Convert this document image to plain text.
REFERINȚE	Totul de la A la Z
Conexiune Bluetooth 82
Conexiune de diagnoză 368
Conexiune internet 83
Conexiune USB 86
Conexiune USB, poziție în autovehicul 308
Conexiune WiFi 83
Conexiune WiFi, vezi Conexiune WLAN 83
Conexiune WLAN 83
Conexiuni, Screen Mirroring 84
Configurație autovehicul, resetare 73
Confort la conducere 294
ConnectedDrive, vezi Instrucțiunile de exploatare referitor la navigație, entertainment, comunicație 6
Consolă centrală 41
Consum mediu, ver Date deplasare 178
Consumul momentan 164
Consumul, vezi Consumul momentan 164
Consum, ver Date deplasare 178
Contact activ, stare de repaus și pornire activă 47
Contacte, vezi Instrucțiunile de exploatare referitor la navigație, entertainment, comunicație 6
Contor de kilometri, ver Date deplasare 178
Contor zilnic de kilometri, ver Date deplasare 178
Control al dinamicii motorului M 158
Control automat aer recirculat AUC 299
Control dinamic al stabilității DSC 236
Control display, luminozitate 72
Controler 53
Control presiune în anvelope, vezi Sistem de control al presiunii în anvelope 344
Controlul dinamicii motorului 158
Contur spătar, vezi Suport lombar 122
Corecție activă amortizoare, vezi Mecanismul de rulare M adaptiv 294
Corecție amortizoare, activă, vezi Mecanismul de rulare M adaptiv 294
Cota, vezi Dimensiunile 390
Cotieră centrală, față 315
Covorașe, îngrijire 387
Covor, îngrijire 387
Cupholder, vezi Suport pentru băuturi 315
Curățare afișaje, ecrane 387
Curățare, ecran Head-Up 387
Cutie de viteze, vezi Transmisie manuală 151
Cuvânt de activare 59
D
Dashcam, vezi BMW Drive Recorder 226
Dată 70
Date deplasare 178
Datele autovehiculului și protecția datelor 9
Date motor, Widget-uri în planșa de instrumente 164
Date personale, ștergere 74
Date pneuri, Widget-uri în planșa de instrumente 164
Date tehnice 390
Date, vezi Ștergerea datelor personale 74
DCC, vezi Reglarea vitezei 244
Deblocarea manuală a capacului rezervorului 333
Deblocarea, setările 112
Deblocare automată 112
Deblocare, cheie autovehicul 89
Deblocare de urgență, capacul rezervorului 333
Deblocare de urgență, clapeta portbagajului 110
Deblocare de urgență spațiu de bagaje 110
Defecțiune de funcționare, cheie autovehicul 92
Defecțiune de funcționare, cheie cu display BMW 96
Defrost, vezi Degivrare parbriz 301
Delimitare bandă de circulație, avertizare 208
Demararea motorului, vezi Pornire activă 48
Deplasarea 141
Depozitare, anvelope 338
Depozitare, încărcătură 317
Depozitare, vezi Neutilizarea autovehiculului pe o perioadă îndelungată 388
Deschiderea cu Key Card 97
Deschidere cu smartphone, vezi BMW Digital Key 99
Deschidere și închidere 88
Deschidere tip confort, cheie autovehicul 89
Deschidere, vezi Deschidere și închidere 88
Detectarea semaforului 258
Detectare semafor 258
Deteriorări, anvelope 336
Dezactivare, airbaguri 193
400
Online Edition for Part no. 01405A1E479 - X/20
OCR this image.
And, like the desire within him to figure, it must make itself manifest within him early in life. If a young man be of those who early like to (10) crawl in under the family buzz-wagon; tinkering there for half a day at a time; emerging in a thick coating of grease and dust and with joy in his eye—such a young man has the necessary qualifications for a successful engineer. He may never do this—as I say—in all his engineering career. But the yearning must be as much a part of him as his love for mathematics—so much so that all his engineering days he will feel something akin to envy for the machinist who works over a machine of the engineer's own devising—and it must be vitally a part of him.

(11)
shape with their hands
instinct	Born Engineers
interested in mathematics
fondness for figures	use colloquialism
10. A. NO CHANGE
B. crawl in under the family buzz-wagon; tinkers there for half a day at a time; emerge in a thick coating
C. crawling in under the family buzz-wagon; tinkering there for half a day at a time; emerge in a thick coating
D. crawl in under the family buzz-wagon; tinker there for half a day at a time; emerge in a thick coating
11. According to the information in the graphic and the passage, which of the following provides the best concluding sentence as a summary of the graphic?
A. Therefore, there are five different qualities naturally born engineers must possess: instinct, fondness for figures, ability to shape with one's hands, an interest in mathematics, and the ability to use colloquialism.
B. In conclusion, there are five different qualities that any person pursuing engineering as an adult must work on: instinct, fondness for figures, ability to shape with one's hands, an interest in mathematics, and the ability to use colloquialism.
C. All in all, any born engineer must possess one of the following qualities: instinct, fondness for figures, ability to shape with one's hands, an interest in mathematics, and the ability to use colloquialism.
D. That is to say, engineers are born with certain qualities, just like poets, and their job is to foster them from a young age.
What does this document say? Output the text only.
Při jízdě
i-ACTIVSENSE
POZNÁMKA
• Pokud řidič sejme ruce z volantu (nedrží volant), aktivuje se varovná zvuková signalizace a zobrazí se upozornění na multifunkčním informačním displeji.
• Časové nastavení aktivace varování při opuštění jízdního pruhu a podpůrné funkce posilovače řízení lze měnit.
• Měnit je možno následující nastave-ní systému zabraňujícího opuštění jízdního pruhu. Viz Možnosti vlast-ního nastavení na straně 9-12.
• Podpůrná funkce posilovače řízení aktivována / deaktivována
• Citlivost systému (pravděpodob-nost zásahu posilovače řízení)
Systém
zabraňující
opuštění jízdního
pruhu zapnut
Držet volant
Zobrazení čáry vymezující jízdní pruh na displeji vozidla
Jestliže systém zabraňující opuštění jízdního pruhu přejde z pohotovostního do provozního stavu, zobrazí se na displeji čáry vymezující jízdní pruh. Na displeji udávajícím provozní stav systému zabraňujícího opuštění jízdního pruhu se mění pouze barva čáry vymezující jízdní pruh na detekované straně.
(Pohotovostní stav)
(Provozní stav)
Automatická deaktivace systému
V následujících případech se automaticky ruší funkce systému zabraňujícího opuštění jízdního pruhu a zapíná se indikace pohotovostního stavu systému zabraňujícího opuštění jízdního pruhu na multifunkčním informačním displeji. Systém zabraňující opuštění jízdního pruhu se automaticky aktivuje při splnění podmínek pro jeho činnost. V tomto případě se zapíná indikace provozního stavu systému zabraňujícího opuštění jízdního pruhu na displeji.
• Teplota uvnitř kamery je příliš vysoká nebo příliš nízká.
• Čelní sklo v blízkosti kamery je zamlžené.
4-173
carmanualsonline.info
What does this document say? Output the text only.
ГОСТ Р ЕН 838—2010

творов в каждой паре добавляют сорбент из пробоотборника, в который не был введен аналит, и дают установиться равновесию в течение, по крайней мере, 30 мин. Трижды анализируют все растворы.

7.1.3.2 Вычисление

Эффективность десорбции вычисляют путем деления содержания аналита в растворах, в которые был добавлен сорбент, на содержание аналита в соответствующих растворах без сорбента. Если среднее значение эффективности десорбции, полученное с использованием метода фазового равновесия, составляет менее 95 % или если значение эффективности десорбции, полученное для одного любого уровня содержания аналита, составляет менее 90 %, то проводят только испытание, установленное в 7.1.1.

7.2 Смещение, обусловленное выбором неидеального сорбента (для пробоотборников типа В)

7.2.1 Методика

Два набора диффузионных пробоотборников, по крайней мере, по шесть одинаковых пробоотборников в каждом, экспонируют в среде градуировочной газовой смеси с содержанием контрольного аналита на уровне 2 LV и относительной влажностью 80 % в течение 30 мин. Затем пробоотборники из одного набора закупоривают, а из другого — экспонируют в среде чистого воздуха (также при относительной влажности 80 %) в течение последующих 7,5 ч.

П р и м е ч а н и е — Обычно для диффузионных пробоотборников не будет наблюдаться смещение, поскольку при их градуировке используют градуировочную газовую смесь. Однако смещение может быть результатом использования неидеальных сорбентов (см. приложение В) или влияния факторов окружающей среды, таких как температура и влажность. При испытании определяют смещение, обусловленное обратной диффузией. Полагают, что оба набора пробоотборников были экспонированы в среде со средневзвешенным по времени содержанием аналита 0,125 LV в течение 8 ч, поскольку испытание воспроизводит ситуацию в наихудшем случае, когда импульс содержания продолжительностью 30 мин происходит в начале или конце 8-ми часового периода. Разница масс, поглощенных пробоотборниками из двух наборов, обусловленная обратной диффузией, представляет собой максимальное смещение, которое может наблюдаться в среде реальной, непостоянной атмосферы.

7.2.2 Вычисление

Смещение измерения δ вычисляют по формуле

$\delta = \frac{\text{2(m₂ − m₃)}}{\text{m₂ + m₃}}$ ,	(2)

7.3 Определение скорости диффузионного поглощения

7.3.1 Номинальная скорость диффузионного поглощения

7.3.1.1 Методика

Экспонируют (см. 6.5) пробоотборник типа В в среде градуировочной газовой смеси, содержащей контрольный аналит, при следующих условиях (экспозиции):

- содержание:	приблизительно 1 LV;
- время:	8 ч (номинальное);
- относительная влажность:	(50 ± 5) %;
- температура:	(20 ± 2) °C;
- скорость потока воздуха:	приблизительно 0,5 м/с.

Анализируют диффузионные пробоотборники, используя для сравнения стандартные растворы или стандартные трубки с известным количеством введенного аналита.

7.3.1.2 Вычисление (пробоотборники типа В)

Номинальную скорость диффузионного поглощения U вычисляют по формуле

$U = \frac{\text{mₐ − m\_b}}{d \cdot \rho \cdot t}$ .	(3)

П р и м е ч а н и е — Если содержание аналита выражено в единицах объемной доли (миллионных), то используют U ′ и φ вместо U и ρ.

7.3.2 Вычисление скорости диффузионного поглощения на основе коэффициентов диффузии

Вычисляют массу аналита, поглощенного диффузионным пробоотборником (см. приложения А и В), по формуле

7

####

◆ **Task requirements**
Determine how many lines of this listing contain "пробоотборники", and give only the number.

◆ **Solution for this exercise**
3